▶ [Written exercise]: Collect all lines from the records below that include the word "Traffic".

▶ [Data excerpts]:
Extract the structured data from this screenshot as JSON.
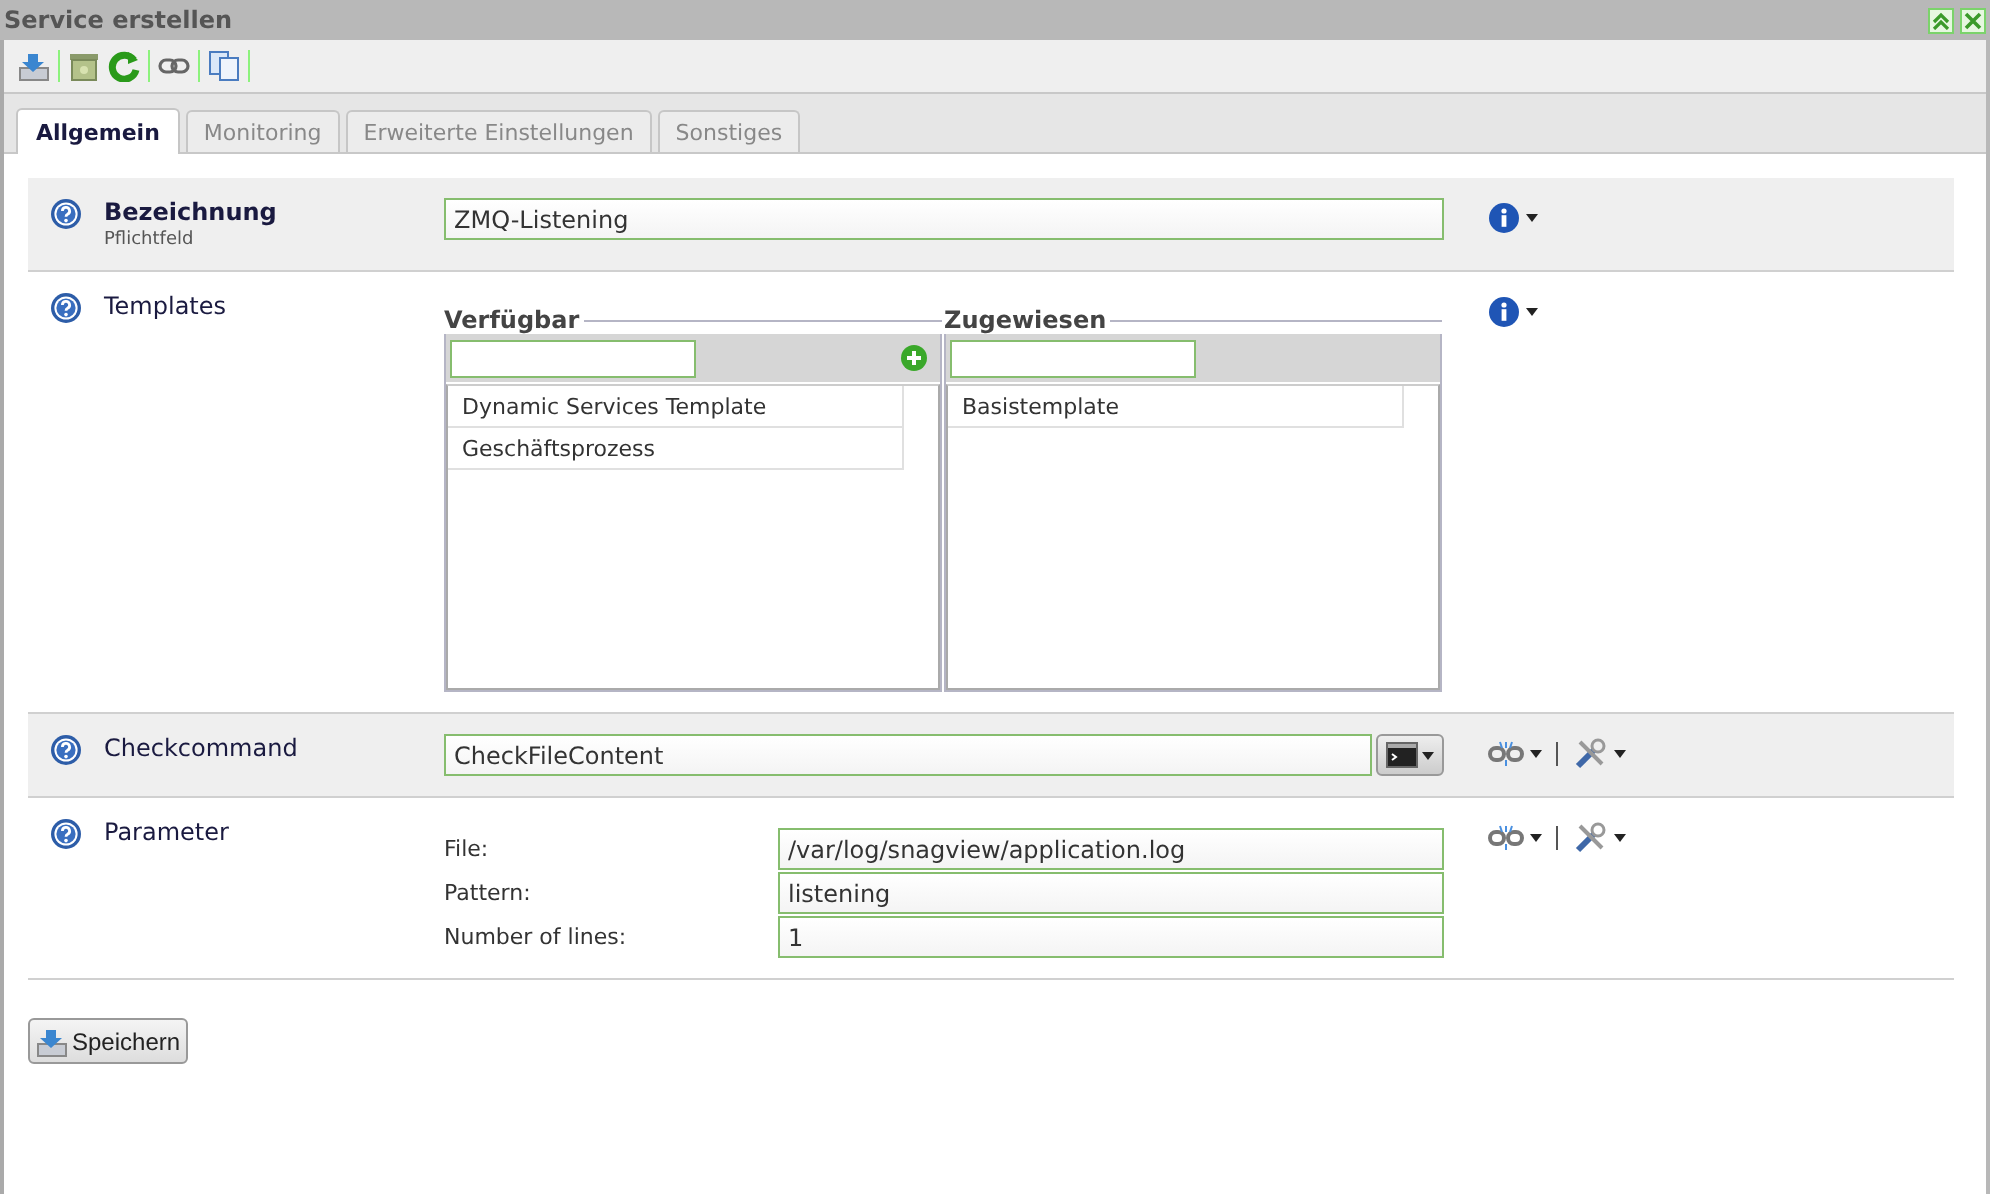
{
  "window": {
    "title": "Service erstellen"
  },
  "tabs": [
    {
      "label": "Allgemein",
      "selected": true
    },
    {
      "label": "Monitoring",
      "selected": false
    },
    {
      "label": "Erweiterte Einstellungen",
      "selected": false
    },
    {
      "label": "Sonstiges",
      "selected": false
    }
  ],
  "rows": [
    {
      "kind": "text",
      "label": "Bezeichnung",
      "required": true,
      "hint": "Pflichtfeld",
      "value": "ZMQ-Listening"
    },
    {
      "kind": "templates",
      "label": "Templates",
      "required": false,
      "available": {
        "legend": "Verfügbar",
        "items": [
          "Dynamic Services Template",
          "Geschäftsprozess"
        ]
      },
      "assigned": {
        "legend": "Zugewiesen",
        "items": [
          "Basistemplate"
        ]
      }
    },
    {
      "kind": "command",
      "label": "Checkcommand",
      "required": false,
      "value": "CheckFileContent"
    },
    {
      "kind": "parameters",
      "label": "Parameter",
      "required": false,
      "params": [
        {
          "name": "File:",
          "value": "/var/log/snagview/application.log"
        },
        {
          "name": "Pattern:",
          "value": "listening"
        },
        {
          "name": "Number of lines:",
          "value": "1"
        }
      ]
    }
  ],
  "save_button": {
    "label": "Speichern"
  }
}
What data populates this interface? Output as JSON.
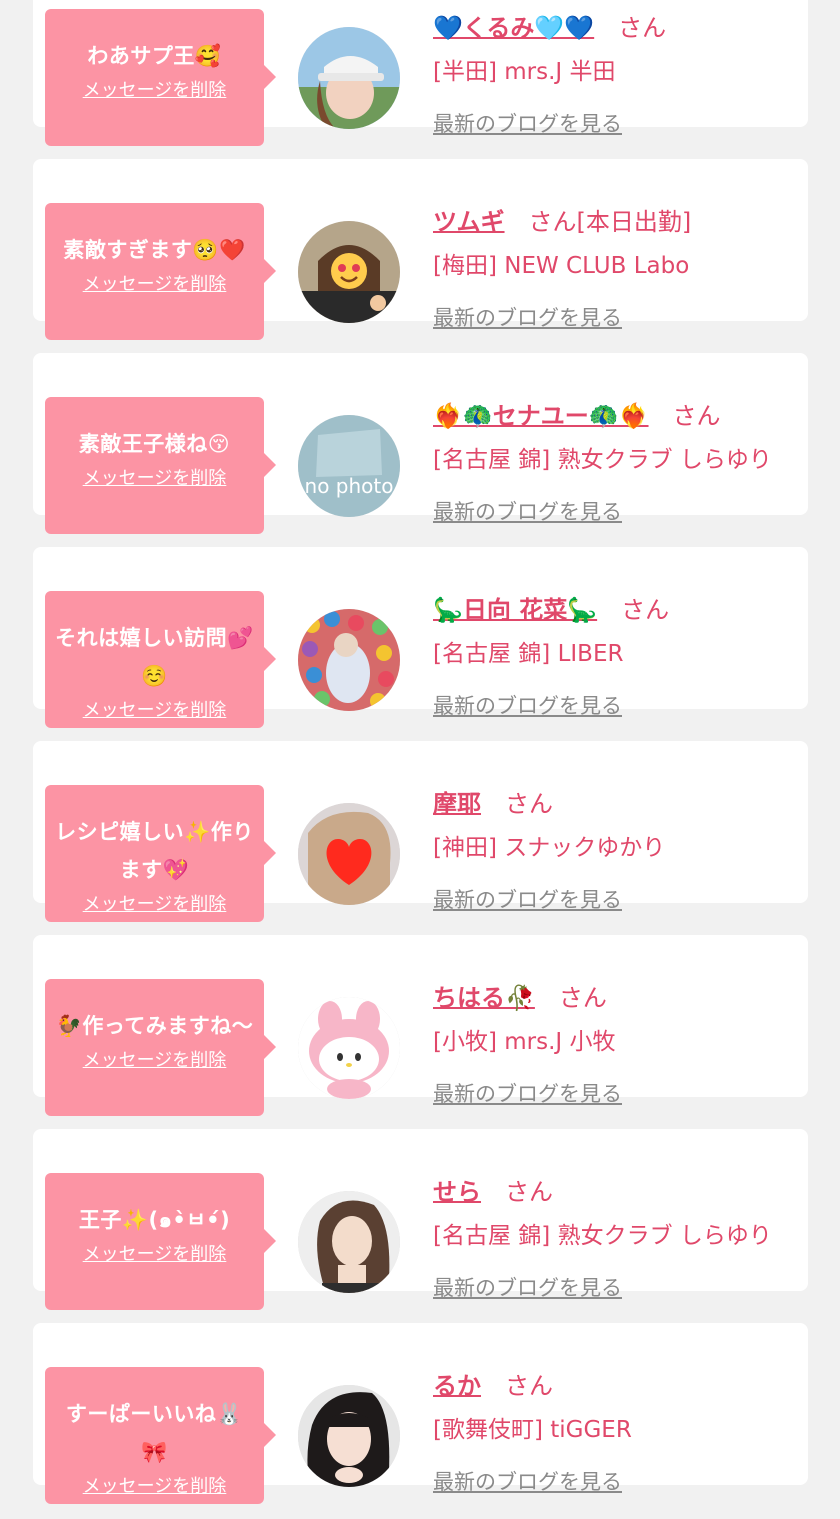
{
  "delete_label": "メッセージを削除",
  "san_label": "さん",
  "blog_label": "最新のブログを見る",
  "colors": {
    "background": "#f1f1f1",
    "card": "#ffffff",
    "bubble": "#fc94a4",
    "accent": "#e0486a",
    "link_gray": "#8a8a8a"
  },
  "messages": [
    {
      "text": "わあサプ王🥰",
      "name": "💙くるみ🩵💙",
      "suffix": "",
      "shop": "[半田] mrs.J 半田",
      "avatar": "photo-woman-cap"
    },
    {
      "text": "素敵すぎます🥺❤️",
      "name": "ツムギ",
      "suffix": "[本日出勤]",
      "shop": "[梅田] NEW CLUB Labo",
      "avatar": "photo-woman-emoji-face"
    },
    {
      "text": "素敵王子様ね😚",
      "name": "❤️‍🔥🦚セナユー🦚❤️‍🔥",
      "suffix": "",
      "shop": "[名古屋 錦] 熟女クラブ しらゆり",
      "avatar": "no-photo"
    },
    {
      "text": "それは嬉しい訪問💕☺️",
      "name": "🦕日向 花菜🦕",
      "suffix": "",
      "shop": "[名古屋 錦] LIBER",
      "avatar": "photo-ball-pit"
    },
    {
      "text": "レシピ嬉しい✨作ります💖",
      "name": "摩耶",
      "suffix": "",
      "shop": "[神田] スナックゆかり",
      "avatar": "photo-heart-face"
    },
    {
      "text": "🐓作ってみますね〜",
      "name": "ちはる🥀",
      "suffix": "",
      "shop": "[小牧] mrs.J 小牧",
      "avatar": "plush-my-melody"
    },
    {
      "text": "王子✨(๑•̀ㅂ•́)",
      "name": "せら",
      "suffix": "",
      "shop": "[名古屋 錦] 熟女クラブ しらゆり",
      "avatar": "photo-woman-portrait"
    },
    {
      "text": "すーぱーいいね🐰🎀",
      "name": "るか",
      "suffix": "",
      "shop": "[歌舞伎町] tiGGER",
      "avatar": "photo-woman-closeup"
    }
  ]
}
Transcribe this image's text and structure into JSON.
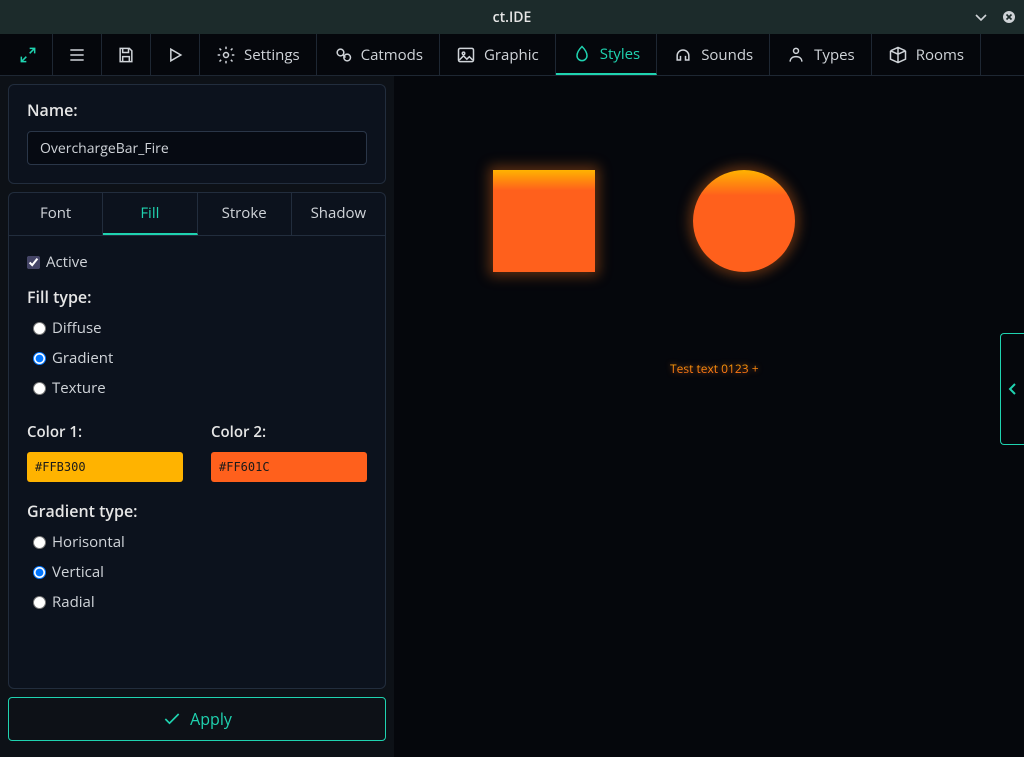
{
  "window": {
    "title": "ct.IDE"
  },
  "toolbar": {
    "settings": "Settings",
    "catmods": "Catmods",
    "graphic": "Graphic",
    "styles": "Styles",
    "sounds": "Sounds",
    "types": "Types",
    "rooms": "Rooms"
  },
  "panel": {
    "name_label": "Name:",
    "name_value": "OverchargeBar_Fire",
    "tabs": {
      "font": "Font",
      "fill": "Fill",
      "stroke": "Stroke",
      "shadow": "Shadow"
    },
    "fill": {
      "active_label": "Active",
      "active_checked": true,
      "fill_type_label": "Fill type:",
      "types": {
        "diffuse": "Diffuse",
        "gradient": "Gradient",
        "texture": "Texture"
      },
      "selected_type": "gradient",
      "color1_label": "Color 1:",
      "color1_value": "#FFB300",
      "color2_label": "Color 2:",
      "color2_value": "#FF601C",
      "gradient_type_label": "Gradient type:",
      "gradient_types": {
        "horisontal": "Horisontal",
        "vertical": "Vertical",
        "radial": "Radial"
      },
      "selected_gradient": "vertical"
    },
    "apply_label": "Apply"
  },
  "preview": {
    "test_text": "Test text 0123 +"
  }
}
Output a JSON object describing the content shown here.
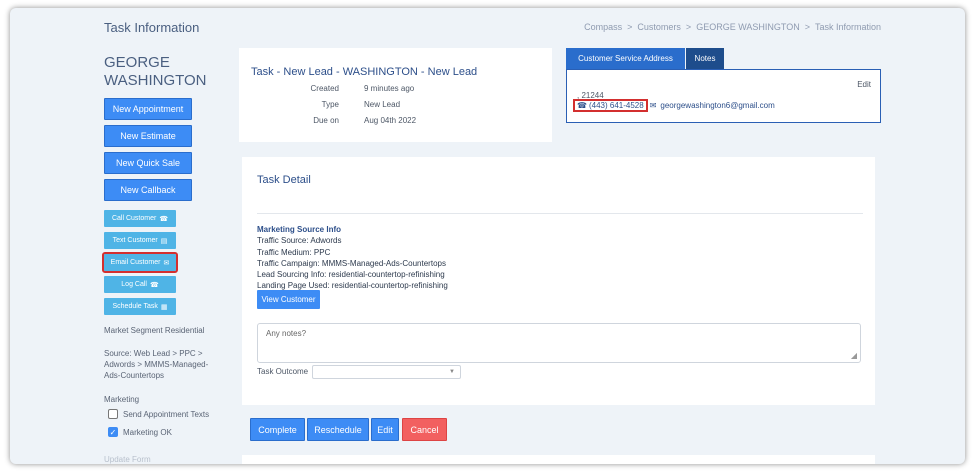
{
  "header": {
    "page_title": "Task Information",
    "breadcrumb": [
      "Compass",
      "Customers",
      "GEORGE WASHINGTON",
      "Task Information"
    ],
    "breadcrumb_sep": ">"
  },
  "sidebar": {
    "customer_name": "GEORGE WASHINGTON",
    "primary_buttons": [
      "New Appointment",
      "New Estimate",
      "New Quick Sale",
      "New Callback"
    ],
    "small_buttons": [
      {
        "label": "Call Customer",
        "icon": "phone-icon"
      },
      {
        "label": "Text Customer",
        "icon": "message-icon"
      },
      {
        "label": "Email Customer",
        "icon": "envelope-icon"
      },
      {
        "label": "Log Call",
        "icon": "phone-icon"
      },
      {
        "label": "Schedule Task",
        "icon": "calendar-icon"
      }
    ],
    "market_segment": "Market Segment Residential",
    "source": "Source: Web Lead > PPC > Adwords > MMMS-Managed-Ads-Countertops",
    "marketing_heading": "Marketing",
    "checkboxes": [
      {
        "label": "Send Appointment Texts",
        "checked": false
      },
      {
        "label": "Marketing OK",
        "checked": true
      }
    ],
    "cut_text": "Update Form"
  },
  "task_card": {
    "title": "Task - New Lead - WASHINGTON - New Lead",
    "rows": [
      {
        "label": "Created",
        "value": "9 minutes ago"
      },
      {
        "label": "Type",
        "value": "New Lead"
      },
      {
        "label": "Due on",
        "value": "Aug 04th 2022"
      }
    ]
  },
  "address_panel": {
    "tabs": [
      "Customer Service Address",
      "Notes"
    ],
    "edit_label": "Edit",
    "address": ", 21244",
    "phone": "(443) 641-4528",
    "email": "georgewashington6@gmail.com"
  },
  "task_detail": {
    "title": "Task Detail",
    "marketing_heading": "Marketing Source Info",
    "lines": [
      "Traffic Source: Adwords",
      "Traffic Medium: PPC",
      "Traffic Campaign: MMMS-Managed-Ads-Countertops",
      "Lead Sourcing Info: residential-countertop-refinishing",
      "Landing Page Used: residential-countertop-refinishing"
    ],
    "view_customer": "View Customer",
    "notes_placeholder": "Any notes?",
    "outcome_label": "Task Outcome",
    "outcome_value": ""
  },
  "actions": {
    "complete": "Complete",
    "reschedule": "Reschedule",
    "edit": "Edit",
    "cancel": "Cancel"
  },
  "colors": {
    "primary": "#3d8cf5",
    "light_blue": "#4fb4e6",
    "danger": "#f26060",
    "navy_tab": "#1e4d8c",
    "highlight": "#d32f2f"
  }
}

▶ [Solved exercise]:
      "Traffic Source: Adwords",
      "Traffic Medium: PPC",
      "Traffic Campaign: MMMS-Managed-Ads-Countertops",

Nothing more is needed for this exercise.